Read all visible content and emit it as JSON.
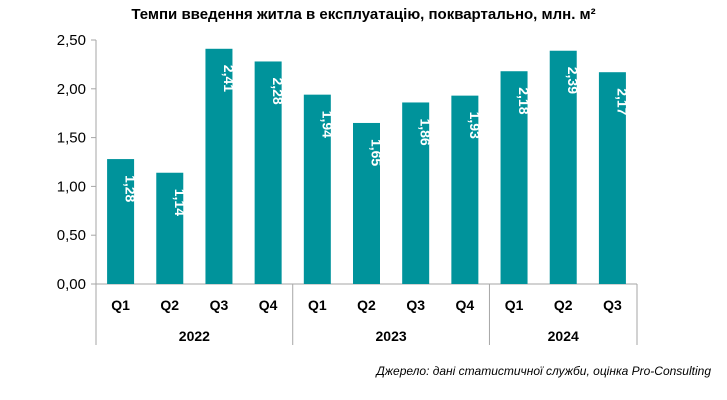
{
  "chart_data": {
    "type": "bar",
    "title": "Темпи введення житла в експлуатацію, поквартально, млн. м²",
    "categories": [
      "Q1",
      "Q2",
      "Q3",
      "Q4",
      "Q1",
      "Q2",
      "Q3",
      "Q4",
      "Q1",
      "Q2",
      "Q3"
    ],
    "groups": [
      {
        "label": "2022",
        "count": 4
      },
      {
        "label": "2023",
        "count": 4
      },
      {
        "label": "2024",
        "count": 3
      }
    ],
    "values": [
      1.28,
      1.14,
      2.41,
      2.28,
      1.94,
      1.65,
      1.86,
      1.93,
      2.18,
      2.39,
      2.17
    ],
    "data_labels": [
      "1,28",
      "1,14",
      "2,41",
      "2,28",
      "1,94",
      "1,65",
      "1,86",
      "1,93",
      "2,18",
      "2,39",
      "2,17"
    ],
    "yticks": [
      0,
      0.5,
      1,
      1.5,
      2,
      2.5
    ],
    "ytick_labels": [
      "0,00",
      "0,50",
      "1,00",
      "1,50",
      "2,00",
      "2,50"
    ],
    "ylim": [
      0,
      2.5
    ],
    "xlabel": "",
    "ylabel": "",
    "grid": false,
    "bar_color": "#00939B",
    "source": "Джерело: дані статистичної служби, оцінка Pro-Consulting"
  }
}
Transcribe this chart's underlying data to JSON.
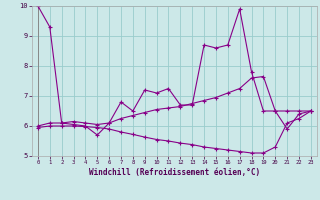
{
  "xlabel": "Windchill (Refroidissement éolien,°C)",
  "bg_color": "#cce8e8",
  "line_color": "#880088",
  "grid_color": "#99cccc",
  "xlim": [
    -0.5,
    23.5
  ],
  "ylim": [
    5.0,
    10.0
  ],
  "yticks": [
    5,
    6,
    7,
    8,
    9,
    10
  ],
  "xticks": [
    0,
    1,
    2,
    3,
    4,
    5,
    6,
    7,
    8,
    9,
    10,
    11,
    12,
    13,
    14,
    15,
    16,
    17,
    18,
    19,
    20,
    21,
    22,
    23
  ],
  "s1_x": [
    0,
    1,
    2,
    3,
    4,
    5,
    6,
    7,
    8,
    9,
    10,
    11,
    12,
    13,
    14,
    15,
    16,
    17,
    18,
    19,
    20,
    21,
    22,
    23
  ],
  "s1_y": [
    10.0,
    9.3,
    6.1,
    6.05,
    6.0,
    5.7,
    6.1,
    6.8,
    6.5,
    7.2,
    7.1,
    7.25,
    6.7,
    6.7,
    8.7,
    8.6,
    8.7,
    9.9,
    7.8,
    6.5,
    6.5,
    5.9,
    6.4,
    6.5
  ],
  "s2_x": [
    0,
    1,
    2,
    3,
    4,
    5,
    6,
    7,
    8,
    9,
    10,
    11,
    12,
    13,
    14,
    15,
    16,
    17,
    18,
    19,
    20,
    21,
    22,
    23
  ],
  "s2_y": [
    6.0,
    6.1,
    6.1,
    6.15,
    6.1,
    6.05,
    6.1,
    6.25,
    6.35,
    6.45,
    6.55,
    6.6,
    6.65,
    6.75,
    6.85,
    6.95,
    7.1,
    7.25,
    7.6,
    7.65,
    6.5,
    6.5,
    6.5,
    6.5
  ],
  "s3_x": [
    0,
    1,
    2,
    3,
    4,
    5,
    6,
    7,
    8,
    9,
    10,
    11,
    12,
    13,
    14,
    15,
    16,
    17,
    18,
    19,
    20,
    21,
    22,
    23
  ],
  "s3_y": [
    5.95,
    6.0,
    6.0,
    6.0,
    5.98,
    5.95,
    5.9,
    5.8,
    5.72,
    5.63,
    5.55,
    5.5,
    5.43,
    5.38,
    5.3,
    5.25,
    5.2,
    5.15,
    5.1,
    5.1,
    5.3,
    6.1,
    6.25,
    6.5
  ]
}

→ **PROBLEM**:
Each line in the records above should be reproduced exactly; images are not copied.

→ **FULL OUTPUT**:
Read all visible content and emit it as JSON.
{
  "chart_data": {
    "type": "bar",
    "title": "Темпи введення житла в експлуатацію, поквартально, млн. м²",
    "categories": [
      "Q1",
      "Q2",
      "Q3",
      "Q4",
      "Q1",
      "Q2",
      "Q3",
      "Q4",
      "Q1",
      "Q2",
      "Q3"
    ],
    "groups": [
      {
        "label": "2022",
        "count": 4
      },
      {
        "label": "2023",
        "count": 4
      },
      {
        "label": "2024",
        "count": 3
      }
    ],
    "values": [
      1.28,
      1.14,
      2.41,
      2.28,
      1.94,
      1.65,
      1.86,
      1.93,
      2.18,
      2.39,
      2.17
    ],
    "data_labels": [
      "1,28",
      "1,14",
      "2,41",
      "2,28",
      "1,94",
      "1,65",
      "1,86",
      "1,93",
      "2,18",
      "2,39",
      "2,17"
    ],
    "yticks": [
      0,
      0.5,
      1,
      1.5,
      2,
      2.5
    ],
    "ytick_labels": [
      "0,00",
      "0,50",
      "1,00",
      "1,50",
      "2,00",
      "2,50"
    ],
    "ylim": [
      0,
      2.5
    ],
    "xlabel": "",
    "ylabel": "",
    "grid": false,
    "bar_color": "#00939B",
    "source": "Джерело: дані статистичної служби, оцінка Pro-Consulting"
  }
}
Transcribe this chart's underlying data to JSON.
{
  "xlabel": "Windchill (Refroidissement éolien,°C)",
  "bg_color": "#cce8e8",
  "line_color": "#880088",
  "grid_color": "#99cccc",
  "xlim": [
    -0.5,
    23.5
  ],
  "ylim": [
    5.0,
    10.0
  ],
  "yticks": [
    5,
    6,
    7,
    8,
    9,
    10
  ],
  "xticks": [
    0,
    1,
    2,
    3,
    4,
    5,
    6,
    7,
    8,
    9,
    10,
    11,
    12,
    13,
    14,
    15,
    16,
    17,
    18,
    19,
    20,
    21,
    22,
    23
  ],
  "s1_x": [
    0,
    1,
    2,
    3,
    4,
    5,
    6,
    7,
    8,
    9,
    10,
    11,
    12,
    13,
    14,
    15,
    16,
    17,
    18,
    19,
    20,
    21,
    22,
    23
  ],
  "s1_y": [
    10.0,
    9.3,
    6.1,
    6.05,
    6.0,
    5.7,
    6.1,
    6.8,
    6.5,
    7.2,
    7.1,
    7.25,
    6.7,
    6.7,
    8.7,
    8.6,
    8.7,
    9.9,
    7.8,
    6.5,
    6.5,
    5.9,
    6.4,
    6.5
  ],
  "s2_x": [
    0,
    1,
    2,
    3,
    4,
    5,
    6,
    7,
    8,
    9,
    10,
    11,
    12,
    13,
    14,
    15,
    16,
    17,
    18,
    19,
    20,
    21,
    22,
    23
  ],
  "s2_y": [
    6.0,
    6.1,
    6.1,
    6.15,
    6.1,
    6.05,
    6.1,
    6.25,
    6.35,
    6.45,
    6.55,
    6.6,
    6.65,
    6.75,
    6.85,
    6.95,
    7.1,
    7.25,
    7.6,
    7.65,
    6.5,
    6.5,
    6.5,
    6.5
  ],
  "s3_x": [
    0,
    1,
    2,
    3,
    4,
    5,
    6,
    7,
    8,
    9,
    10,
    11,
    12,
    13,
    14,
    15,
    16,
    17,
    18,
    19,
    20,
    21,
    22,
    23
  ],
  "s3_y": [
    5.95,
    6.0,
    6.0,
    6.0,
    5.98,
    5.95,
    5.9,
    5.8,
    5.72,
    5.63,
    5.55,
    5.5,
    5.43,
    5.38,
    5.3,
    5.25,
    5.2,
    5.15,
    5.1,
    5.1,
    5.3,
    6.1,
    6.25,
    6.5
  ]
}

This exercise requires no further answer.